WRITTEN PROBLEM:
Scan the records below for lines with the word "privind", then state how many you find and nothing else.

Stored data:
BEGIN

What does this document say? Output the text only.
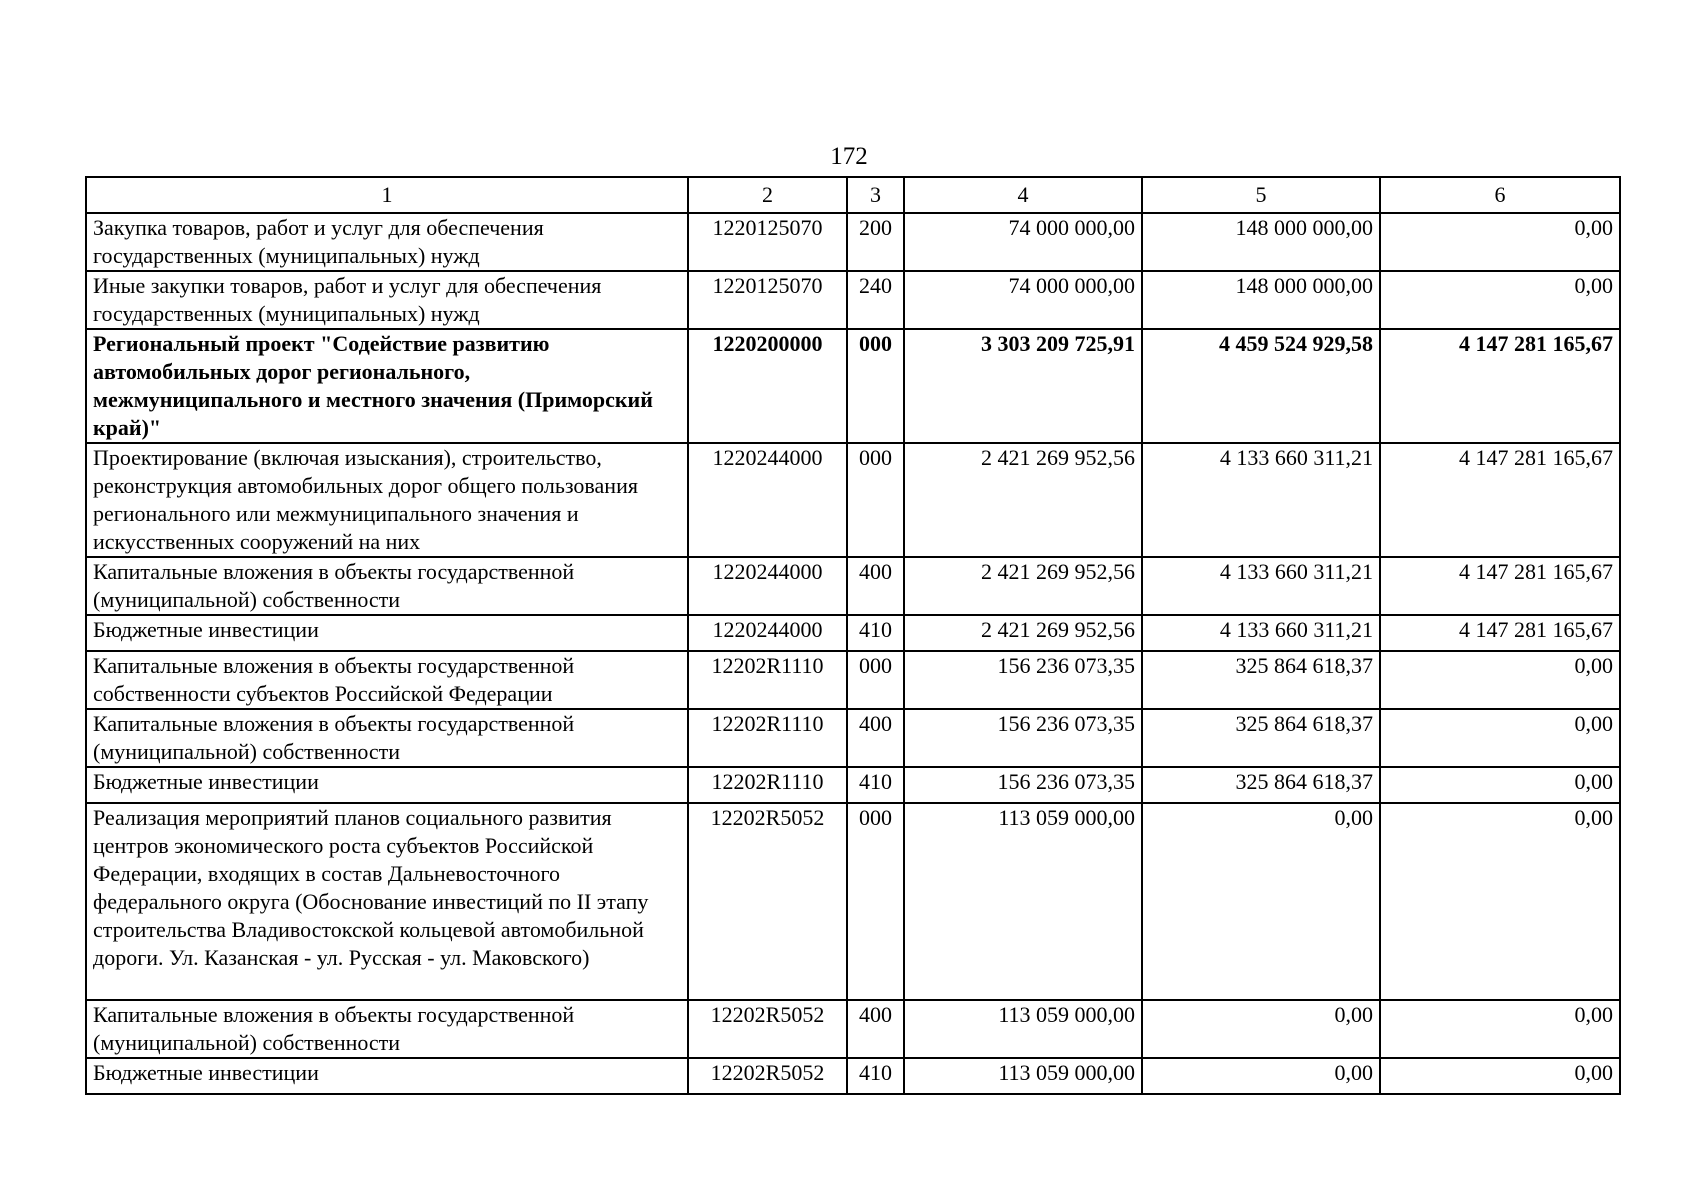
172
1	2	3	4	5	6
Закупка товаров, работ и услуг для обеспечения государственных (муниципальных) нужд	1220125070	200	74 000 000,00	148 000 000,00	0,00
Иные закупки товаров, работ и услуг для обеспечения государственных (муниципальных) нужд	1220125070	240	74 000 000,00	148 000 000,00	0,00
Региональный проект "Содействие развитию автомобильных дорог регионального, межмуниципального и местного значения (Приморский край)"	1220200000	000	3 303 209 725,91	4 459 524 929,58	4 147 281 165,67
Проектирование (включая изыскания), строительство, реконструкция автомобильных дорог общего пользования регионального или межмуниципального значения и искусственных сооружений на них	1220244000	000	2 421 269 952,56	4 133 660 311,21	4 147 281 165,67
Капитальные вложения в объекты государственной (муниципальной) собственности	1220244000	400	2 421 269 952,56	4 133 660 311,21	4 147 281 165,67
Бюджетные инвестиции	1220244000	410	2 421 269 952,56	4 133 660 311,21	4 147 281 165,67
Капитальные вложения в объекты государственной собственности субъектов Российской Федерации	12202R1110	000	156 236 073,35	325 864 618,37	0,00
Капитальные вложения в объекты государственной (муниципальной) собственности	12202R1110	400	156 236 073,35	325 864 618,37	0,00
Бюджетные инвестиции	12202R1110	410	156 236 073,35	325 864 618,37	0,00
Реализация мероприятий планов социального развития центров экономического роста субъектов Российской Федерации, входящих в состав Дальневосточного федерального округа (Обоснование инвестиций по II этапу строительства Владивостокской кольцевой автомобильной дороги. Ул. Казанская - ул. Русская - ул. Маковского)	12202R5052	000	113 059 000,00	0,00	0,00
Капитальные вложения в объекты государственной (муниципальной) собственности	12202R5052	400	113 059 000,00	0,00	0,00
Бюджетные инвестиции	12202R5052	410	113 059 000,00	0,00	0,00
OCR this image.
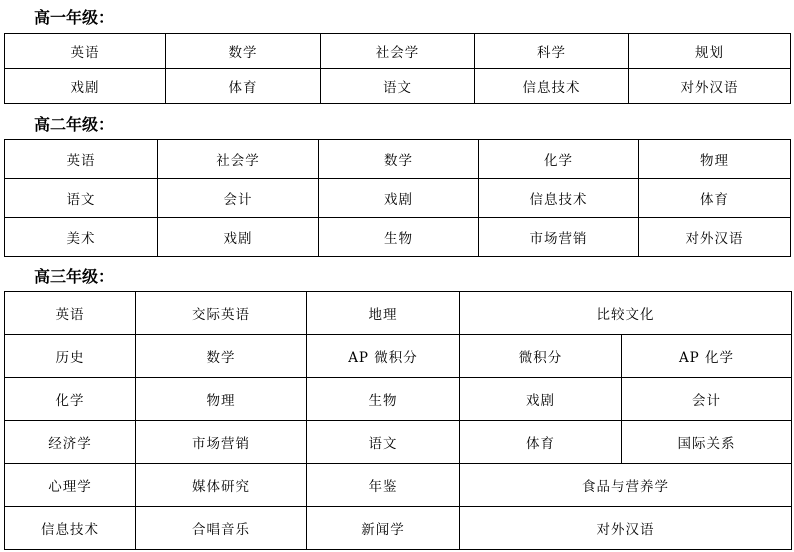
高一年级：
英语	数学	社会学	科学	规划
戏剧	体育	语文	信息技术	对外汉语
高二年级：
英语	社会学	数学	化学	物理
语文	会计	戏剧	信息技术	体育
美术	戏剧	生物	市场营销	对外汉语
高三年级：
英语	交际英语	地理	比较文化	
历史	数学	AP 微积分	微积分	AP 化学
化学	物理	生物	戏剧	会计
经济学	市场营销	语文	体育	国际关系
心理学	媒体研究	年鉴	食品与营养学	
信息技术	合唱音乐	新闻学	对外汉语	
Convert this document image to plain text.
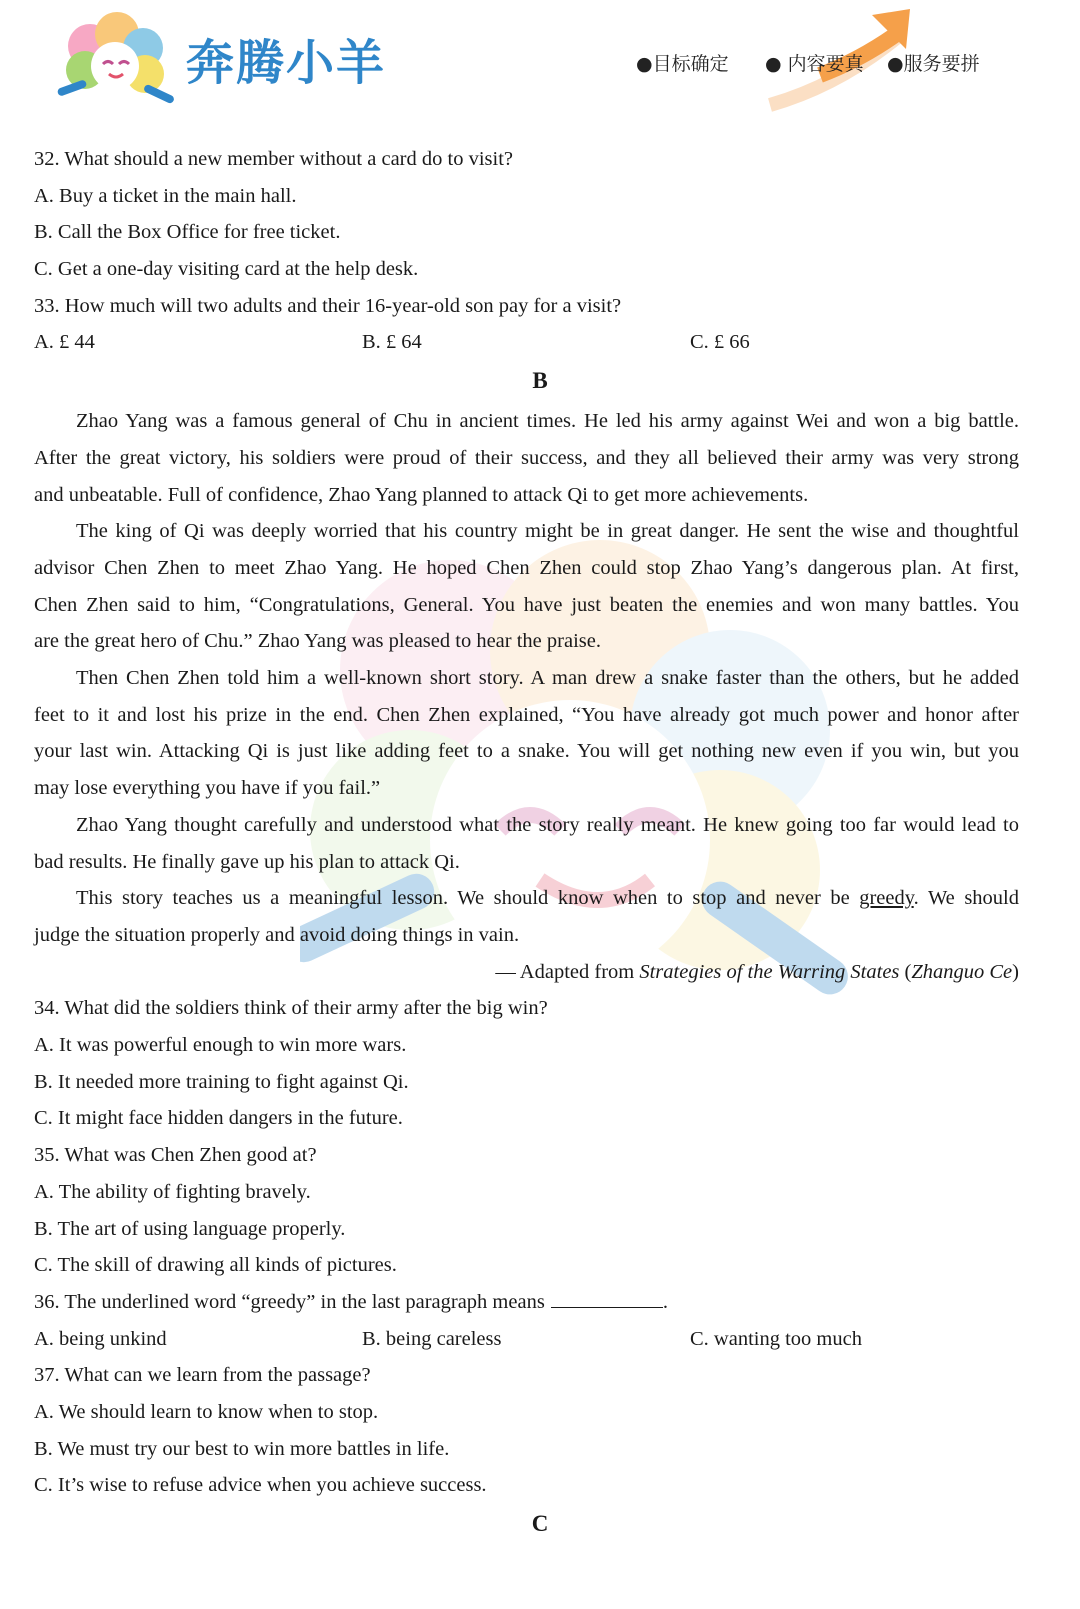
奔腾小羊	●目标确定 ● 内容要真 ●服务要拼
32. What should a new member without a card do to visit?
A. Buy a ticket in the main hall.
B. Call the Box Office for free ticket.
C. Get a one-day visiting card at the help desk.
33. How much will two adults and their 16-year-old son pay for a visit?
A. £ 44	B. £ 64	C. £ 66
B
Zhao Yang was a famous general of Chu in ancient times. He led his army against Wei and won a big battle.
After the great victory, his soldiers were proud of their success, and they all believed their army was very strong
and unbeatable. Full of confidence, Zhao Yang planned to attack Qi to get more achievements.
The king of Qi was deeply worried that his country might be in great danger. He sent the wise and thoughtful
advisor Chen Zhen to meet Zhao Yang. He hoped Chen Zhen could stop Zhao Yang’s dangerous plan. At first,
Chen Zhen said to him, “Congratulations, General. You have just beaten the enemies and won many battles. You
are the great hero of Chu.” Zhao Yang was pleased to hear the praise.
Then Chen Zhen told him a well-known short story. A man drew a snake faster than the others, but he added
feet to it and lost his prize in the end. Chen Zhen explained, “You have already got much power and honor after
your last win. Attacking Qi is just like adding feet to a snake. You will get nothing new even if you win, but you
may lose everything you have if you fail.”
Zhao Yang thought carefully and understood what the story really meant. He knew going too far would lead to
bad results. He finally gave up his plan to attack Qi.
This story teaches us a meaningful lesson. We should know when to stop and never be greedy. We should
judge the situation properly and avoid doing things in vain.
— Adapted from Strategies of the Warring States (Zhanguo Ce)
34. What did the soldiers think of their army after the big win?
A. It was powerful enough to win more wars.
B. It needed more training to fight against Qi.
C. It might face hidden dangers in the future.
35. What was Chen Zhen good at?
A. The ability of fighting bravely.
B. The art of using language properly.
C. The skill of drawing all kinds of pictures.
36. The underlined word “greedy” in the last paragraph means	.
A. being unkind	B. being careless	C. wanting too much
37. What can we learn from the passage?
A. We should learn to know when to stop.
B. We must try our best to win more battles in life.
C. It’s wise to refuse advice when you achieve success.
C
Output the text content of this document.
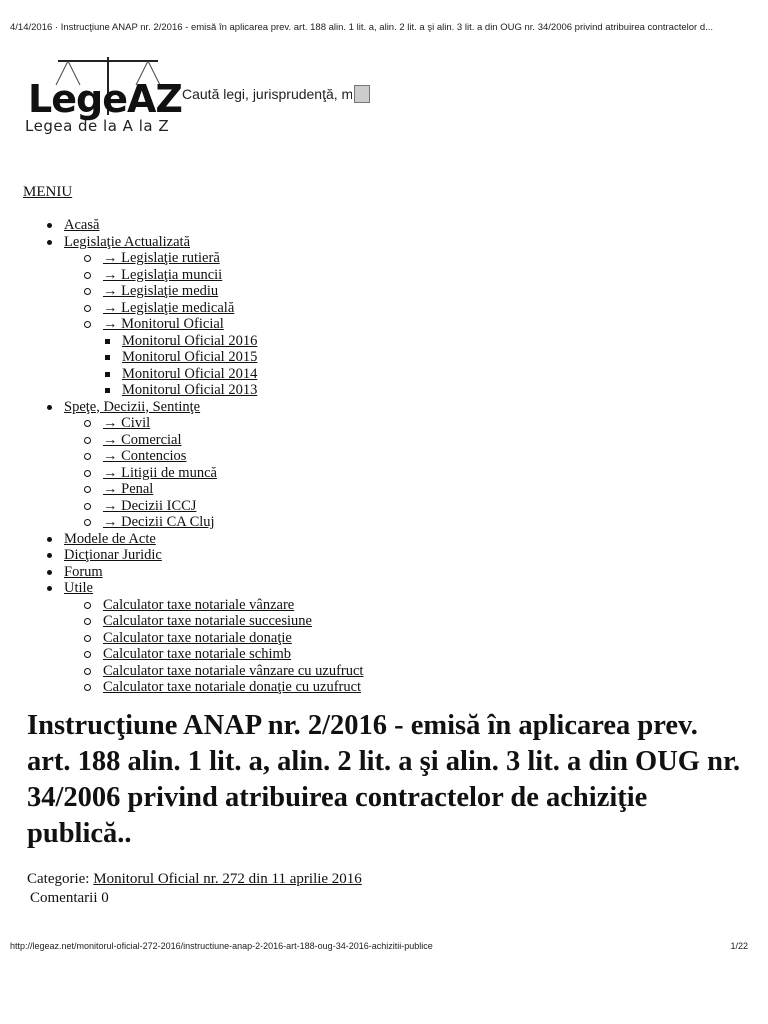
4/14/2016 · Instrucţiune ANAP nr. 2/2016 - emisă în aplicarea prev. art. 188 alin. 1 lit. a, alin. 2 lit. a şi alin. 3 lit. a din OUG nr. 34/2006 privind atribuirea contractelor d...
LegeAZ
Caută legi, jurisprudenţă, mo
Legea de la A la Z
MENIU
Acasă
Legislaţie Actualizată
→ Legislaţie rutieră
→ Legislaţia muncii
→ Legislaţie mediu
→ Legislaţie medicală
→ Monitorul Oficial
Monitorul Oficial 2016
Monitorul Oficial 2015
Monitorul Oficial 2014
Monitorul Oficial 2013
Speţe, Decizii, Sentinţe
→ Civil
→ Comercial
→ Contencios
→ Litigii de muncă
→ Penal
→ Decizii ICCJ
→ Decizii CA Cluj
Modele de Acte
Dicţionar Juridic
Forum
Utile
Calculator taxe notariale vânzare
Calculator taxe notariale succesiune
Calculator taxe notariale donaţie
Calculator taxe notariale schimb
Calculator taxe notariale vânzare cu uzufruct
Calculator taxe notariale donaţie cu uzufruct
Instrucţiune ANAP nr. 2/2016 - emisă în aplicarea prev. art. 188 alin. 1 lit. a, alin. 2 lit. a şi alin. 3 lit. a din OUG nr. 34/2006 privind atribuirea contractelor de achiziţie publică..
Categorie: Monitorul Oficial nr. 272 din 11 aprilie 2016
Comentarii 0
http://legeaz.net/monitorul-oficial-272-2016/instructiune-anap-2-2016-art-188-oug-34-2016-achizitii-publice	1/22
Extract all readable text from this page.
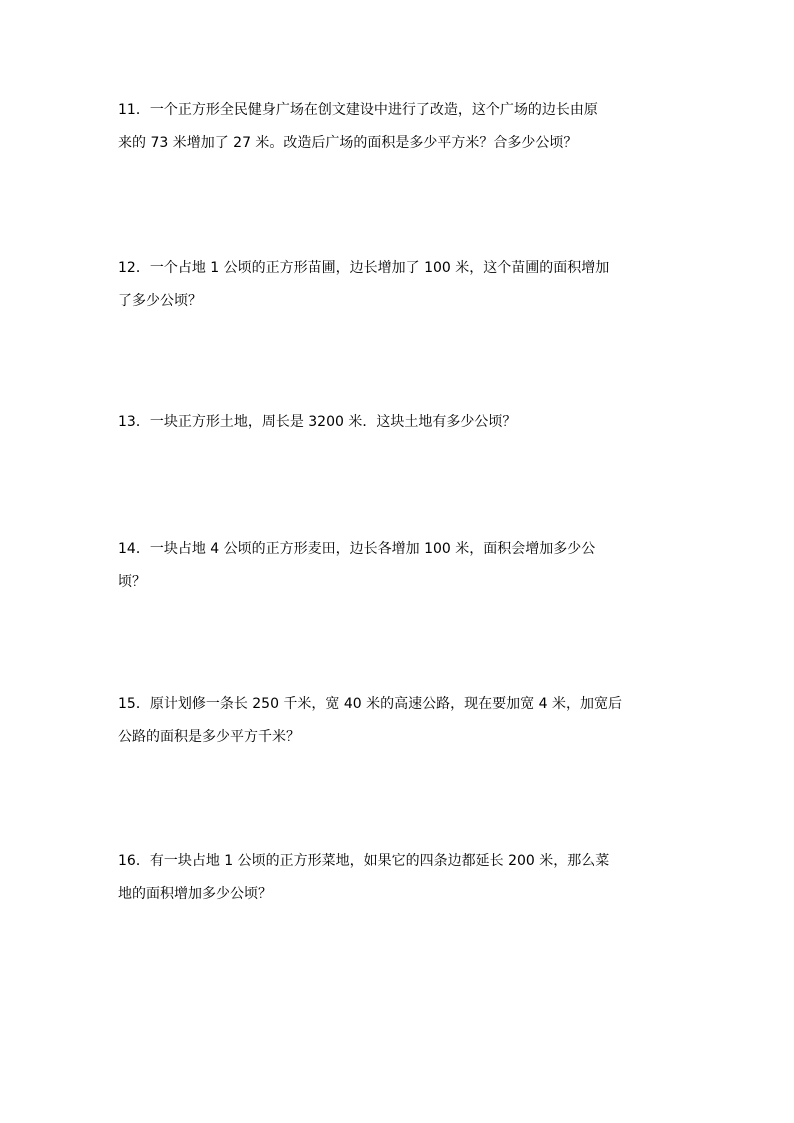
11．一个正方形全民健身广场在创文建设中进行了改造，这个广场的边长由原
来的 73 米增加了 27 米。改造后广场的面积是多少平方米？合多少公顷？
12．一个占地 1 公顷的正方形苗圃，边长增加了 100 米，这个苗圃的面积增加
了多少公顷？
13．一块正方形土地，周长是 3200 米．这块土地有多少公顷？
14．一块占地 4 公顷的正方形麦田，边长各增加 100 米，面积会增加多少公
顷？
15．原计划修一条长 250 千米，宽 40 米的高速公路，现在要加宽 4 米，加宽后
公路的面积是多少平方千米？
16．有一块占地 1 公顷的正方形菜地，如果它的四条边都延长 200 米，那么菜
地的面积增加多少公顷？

END

TASK OUTPUT:
2